Extracts from a graphics dataset:

--- --- ---

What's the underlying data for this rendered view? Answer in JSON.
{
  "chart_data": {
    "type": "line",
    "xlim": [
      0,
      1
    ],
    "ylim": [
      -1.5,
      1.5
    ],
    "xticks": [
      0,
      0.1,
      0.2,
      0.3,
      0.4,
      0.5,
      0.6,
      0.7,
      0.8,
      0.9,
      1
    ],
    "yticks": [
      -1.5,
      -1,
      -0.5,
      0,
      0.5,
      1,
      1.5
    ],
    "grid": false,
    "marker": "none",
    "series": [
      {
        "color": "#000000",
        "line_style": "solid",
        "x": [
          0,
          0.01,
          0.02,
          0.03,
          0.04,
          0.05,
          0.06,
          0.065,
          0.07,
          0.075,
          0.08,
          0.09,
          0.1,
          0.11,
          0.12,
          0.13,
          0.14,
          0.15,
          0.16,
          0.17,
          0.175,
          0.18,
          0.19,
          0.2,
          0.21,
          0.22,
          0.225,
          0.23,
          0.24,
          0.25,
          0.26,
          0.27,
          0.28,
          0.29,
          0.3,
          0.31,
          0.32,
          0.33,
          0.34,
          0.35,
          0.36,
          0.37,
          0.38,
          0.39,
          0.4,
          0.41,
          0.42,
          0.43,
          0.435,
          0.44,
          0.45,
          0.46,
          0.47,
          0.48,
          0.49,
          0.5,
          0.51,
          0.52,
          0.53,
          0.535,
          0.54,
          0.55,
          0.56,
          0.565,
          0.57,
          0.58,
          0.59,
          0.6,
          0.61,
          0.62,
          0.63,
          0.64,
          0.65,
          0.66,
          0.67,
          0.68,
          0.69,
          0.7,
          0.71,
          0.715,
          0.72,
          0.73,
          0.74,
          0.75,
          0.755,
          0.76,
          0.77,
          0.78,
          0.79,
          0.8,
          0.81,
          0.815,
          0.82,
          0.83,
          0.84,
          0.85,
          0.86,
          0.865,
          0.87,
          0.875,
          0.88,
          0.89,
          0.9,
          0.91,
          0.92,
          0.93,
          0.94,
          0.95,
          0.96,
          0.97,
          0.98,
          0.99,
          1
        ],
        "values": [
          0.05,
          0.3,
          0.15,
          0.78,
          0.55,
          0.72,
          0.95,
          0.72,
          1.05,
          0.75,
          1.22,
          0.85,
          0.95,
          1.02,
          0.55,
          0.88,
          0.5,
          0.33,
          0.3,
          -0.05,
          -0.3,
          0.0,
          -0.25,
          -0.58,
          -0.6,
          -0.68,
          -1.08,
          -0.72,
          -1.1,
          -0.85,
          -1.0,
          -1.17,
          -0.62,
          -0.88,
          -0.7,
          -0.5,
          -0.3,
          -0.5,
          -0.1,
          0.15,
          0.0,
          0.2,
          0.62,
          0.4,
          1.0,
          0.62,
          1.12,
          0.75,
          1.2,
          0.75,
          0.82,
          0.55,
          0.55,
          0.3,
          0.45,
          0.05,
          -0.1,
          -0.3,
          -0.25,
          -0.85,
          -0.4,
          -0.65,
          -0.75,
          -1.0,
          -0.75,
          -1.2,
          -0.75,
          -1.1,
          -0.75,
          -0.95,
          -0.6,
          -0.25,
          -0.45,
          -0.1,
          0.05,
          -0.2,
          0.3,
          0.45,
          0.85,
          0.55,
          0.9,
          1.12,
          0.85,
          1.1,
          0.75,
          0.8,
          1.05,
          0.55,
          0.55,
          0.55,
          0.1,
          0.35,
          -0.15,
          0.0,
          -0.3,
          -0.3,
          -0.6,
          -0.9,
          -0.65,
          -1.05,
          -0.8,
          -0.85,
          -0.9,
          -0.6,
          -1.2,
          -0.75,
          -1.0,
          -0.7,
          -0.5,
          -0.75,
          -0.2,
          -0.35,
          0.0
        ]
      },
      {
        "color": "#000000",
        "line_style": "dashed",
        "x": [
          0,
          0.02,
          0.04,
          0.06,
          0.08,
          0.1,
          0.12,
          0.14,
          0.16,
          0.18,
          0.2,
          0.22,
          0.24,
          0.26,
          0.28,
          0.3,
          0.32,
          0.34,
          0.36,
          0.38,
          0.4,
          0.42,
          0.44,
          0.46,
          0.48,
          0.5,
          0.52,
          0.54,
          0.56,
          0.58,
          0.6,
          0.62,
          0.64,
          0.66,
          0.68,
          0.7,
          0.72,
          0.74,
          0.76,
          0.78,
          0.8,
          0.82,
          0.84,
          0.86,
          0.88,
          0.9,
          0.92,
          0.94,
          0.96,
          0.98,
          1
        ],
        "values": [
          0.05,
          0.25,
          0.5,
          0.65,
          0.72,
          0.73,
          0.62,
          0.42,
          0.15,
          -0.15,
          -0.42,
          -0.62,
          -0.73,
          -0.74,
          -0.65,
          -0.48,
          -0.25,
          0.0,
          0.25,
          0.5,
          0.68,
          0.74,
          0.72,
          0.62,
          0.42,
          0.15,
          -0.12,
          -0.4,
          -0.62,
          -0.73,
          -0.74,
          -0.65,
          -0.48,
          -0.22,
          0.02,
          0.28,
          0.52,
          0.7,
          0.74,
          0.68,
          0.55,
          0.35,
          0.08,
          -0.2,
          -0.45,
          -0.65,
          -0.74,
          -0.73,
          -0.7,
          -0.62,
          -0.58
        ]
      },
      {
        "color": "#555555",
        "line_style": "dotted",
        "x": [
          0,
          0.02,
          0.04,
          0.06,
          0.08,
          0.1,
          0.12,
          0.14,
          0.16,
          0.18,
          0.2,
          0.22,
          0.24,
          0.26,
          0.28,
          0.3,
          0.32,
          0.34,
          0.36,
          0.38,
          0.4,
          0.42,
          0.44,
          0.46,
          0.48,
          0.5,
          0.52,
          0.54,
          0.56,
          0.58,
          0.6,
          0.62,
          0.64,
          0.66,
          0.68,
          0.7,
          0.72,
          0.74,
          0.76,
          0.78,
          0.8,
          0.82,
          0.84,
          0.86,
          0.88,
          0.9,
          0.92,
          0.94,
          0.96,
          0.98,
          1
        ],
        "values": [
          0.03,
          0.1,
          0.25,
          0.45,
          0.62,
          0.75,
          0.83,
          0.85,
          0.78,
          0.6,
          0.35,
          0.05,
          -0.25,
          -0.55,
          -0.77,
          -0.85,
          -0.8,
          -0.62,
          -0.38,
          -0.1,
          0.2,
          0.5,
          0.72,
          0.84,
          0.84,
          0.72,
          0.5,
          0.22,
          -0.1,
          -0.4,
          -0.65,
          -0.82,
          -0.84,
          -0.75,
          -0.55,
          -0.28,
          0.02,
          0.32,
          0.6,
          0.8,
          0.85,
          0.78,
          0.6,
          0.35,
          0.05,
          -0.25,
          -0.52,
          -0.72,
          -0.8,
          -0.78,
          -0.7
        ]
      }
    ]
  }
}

--- --- ---

• **What to do**: All of the entries must be quoted exactly; please include each one.

• **Worked solution**:
What's the underlying data for this rendered view? Answer in JSON.
{
  "chart_data": {
    "type": "line",
    "xlim": [
      0,
      1
    ],
    "ylim": [
      -1.5,
      1.5
    ],
    "xticks": [
      0,
      0.1,
      0.2,
      0.3,
      0.4,
      0.5,
      0.6,
      0.7,
      0.8,
      0.9,
      1
    ],
    "yticks": [
      -1.5,
      -1,
      -0.5,
      0,
      0.5,
      1,
      1.5
    ],
    "grid": false,
    "marker": "none",
    "series": [
      {
        "color": "#000000",
        "line_style": "solid",
        "x": [
          0,
          0.01,
          0.02,
          0.03,
          0.04,
          0.05,
          0.06,
          0.065,
          0.07,
          0.075,
          0.08,
          0.09,
          0.1,
          0.11,
          0.12,
          0.13,
          0.14,
          0.15,
          0.16,
          0.17,
          0.175,
          0.18,
          0.19,
          0.2,
          0.21,
          0.22,
          0.225,
          0.23,
          0.24,
          0.25,
          0.26,
          0.27,
          0.28,
          0.29,
          0.3,
          0.31,
          0.32,
          0.33,
          0.34,
          0.35,
          0.36,
          0.37,
          0.38,
          0.39,
          0.4,
          0.41,
          0.42,
          0.43,
          0.435,
          0.44,
          0.45,
          0.46,
          0.47,
          0.48,
          0.49,
          0.5,
          0.51,
          0.52,
          0.53,
          0.535,
          0.54,
          0.55,
          0.56,
          0.565,
          0.57,
          0.58,
          0.59,
          0.6,
          0.61,
          0.62,
          0.63,
          0.64,
          0.65,
          0.66,
          0.67,
          0.68,
          0.69,
          0.7,
          0.71,
          0.715,
          0.72,
          0.73,
          0.74,
          0.75,
          0.755,
          0.76,
          0.77,
          0.78,
          0.79,
          0.8,
          0.81,
          0.815,
          0.82,
          0.83,
          0.84,
          0.85,
          0.86,
          0.865,
          0.87,
          0.875,
          0.88,
          0.89,
          0.9,
          0.91,
          0.92,
          0.93,
          0.94,
          0.95,
          0.96,
          0.97,
          0.98,
          0.99,
          1
        ],
        "values": [
          0.05,
          0.3,
          0.15,
          0.78,
          0.55,
          0.72,
          0.95,
          0.72,
          1.05,
          0.75,
          1.22,
          0.85,
          0.95,
          1.02,
          0.55,
          0.88,
          0.5,
          0.33,
          0.3,
          -0.05,
          -0.3,
          0.0,
          -0.25,
          -0.58,
          -0.6,
          -0.68,
          -1.08,
          -0.72,
          -1.1,
          -0.85,
          -1.0,
          -1.17,
          -0.62,
          -0.88,
          -0.7,
          -0.5,
          -0.3,
          -0.5,
          -0.1,
          0.15,
          0.0,
          0.2,
          0.62,
          0.4,
          1.0,
          0.62,
          1.12,
          0.75,
          1.2,
          0.75,
          0.82,
          0.55,
          0.55,
          0.3,
          0.45,
          0.05,
          -0.1,
          -0.3,
          -0.25,
          -0.85,
          -0.4,
          -0.65,
          -0.75,
          -1.0,
          -0.75,
          -1.2,
          -0.75,
          -1.1,
          -0.75,
          -0.95,
          -0.6,
          -0.25,
          -0.45,
          -0.1,
          0.05,
          -0.2,
          0.3,
          0.45,
          0.85,
          0.55,
          0.9,
          1.12,
          0.85,
          1.1,
          0.75,
          0.8,
          1.05,
          0.55,
          0.55,
          0.55,
          0.1,
          0.35,
          -0.15,
          0.0,
          -0.3,
          -0.3,
          -0.6,
          -0.9,
          -0.65,
          -1.05,
          -0.8,
          -0.85,
          -0.9,
          -0.6,
          -1.2,
          -0.75,
          -1.0,
          -0.7,
          -0.5,
          -0.75,
          -0.2,
          -0.35,
          0.0
        ]
      },
      {
        "color": "#000000",
        "line_style": "dashed",
        "x": [
          0,
          0.02,
          0.04,
          0.06,
          0.08,
          0.1,
          0.12,
          0.14,
          0.16,
          0.18,
          0.2,
          0.22,
          0.24,
          0.26,
          0.28,
          0.3,
          0.32,
          0.34,
          0.36,
          0.38,
          0.4,
          0.42,
          0.44,
          0.46,
          0.48,
          0.5,
          0.52,
          0.54,
          0.56,
          0.58,
          0.6,
          0.62,
          0.64,
          0.66,
          0.68,
          0.7,
          0.72,
          0.74,
          0.76,
          0.78,
          0.8,
          0.82,
          0.84,
          0.86,
          0.88,
          0.9,
          0.92,
          0.94,
          0.96,
          0.98,
          1
        ],
        "values": [
          0.05,
          0.25,
          0.5,
          0.65,
          0.72,
          0.73,
          0.62,
          0.42,
          0.15,
          -0.15,
          -0.42,
          -0.62,
          -0.73,
          -0.74,
          -0.65,
          -0.48,
          -0.25,
          0.0,
          0.25,
          0.5,
          0.68,
          0.74,
          0.72,
          0.62,
          0.42,
          0.15,
          -0.12,
          -0.4,
          -0.62,
          -0.73,
          -0.74,
          -0.65,
          -0.48,
          -0.22,
          0.02,
          0.28,
          0.52,
          0.7,
          0.74,
          0.68,
          0.55,
          0.35,
          0.08,
          -0.2,
          -0.45,
          -0.65,
          -0.74,
          -0.73,
          -0.7,
          -0.62,
          -0.58
        ]
      },
      {
        "color": "#555555",
        "line_style": "dotted",
        "x": [
          0,
          0.02,
          0.04,
          0.06,
          0.08,
          0.1,
          0.12,
          0.14,
          0.16,
          0.18,
          0.2,
          0.22,
          0.24,
          0.26,
          0.28,
          0.3,
          0.32,
          0.34,
          0.36,
          0.38,
          0.4,
          0.42,
          0.44,
          0.46,
          0.48,
          0.5,
          0.52,
          0.54,
          0.56,
          0.58,
          0.6,
          0.62,
          0.64,
          0.66,
          0.68,
          0.7,
          0.72,
          0.74,
          0.76,
          0.78,
          0.8,
          0.82,
          0.84,
          0.86,
          0.88,
          0.9,
          0.92,
          0.94,
          0.96,
          0.98,
          1
        ],
        "values": [
          0.03,
          0.1,
          0.25,
          0.45,
          0.62,
          0.75,
          0.83,
          0.85,
          0.78,
          0.6,
          0.35,
          0.05,
          -0.25,
          -0.55,
          -0.77,
          -0.85,
          -0.8,
          -0.62,
          -0.38,
          -0.1,
          0.2,
          0.5,
          0.72,
          0.84,
          0.84,
          0.72,
          0.5,
          0.22,
          -0.1,
          -0.4,
          -0.65,
          -0.82,
          -0.84,
          -0.75,
          -0.55,
          -0.28,
          0.02,
          0.32,
          0.6,
          0.8,
          0.85,
          0.78,
          0.6,
          0.35,
          0.05,
          -0.25,
          -0.52,
          -0.72,
          -0.8,
          -0.78,
          -0.7
        ]
      }
    ]
  }
}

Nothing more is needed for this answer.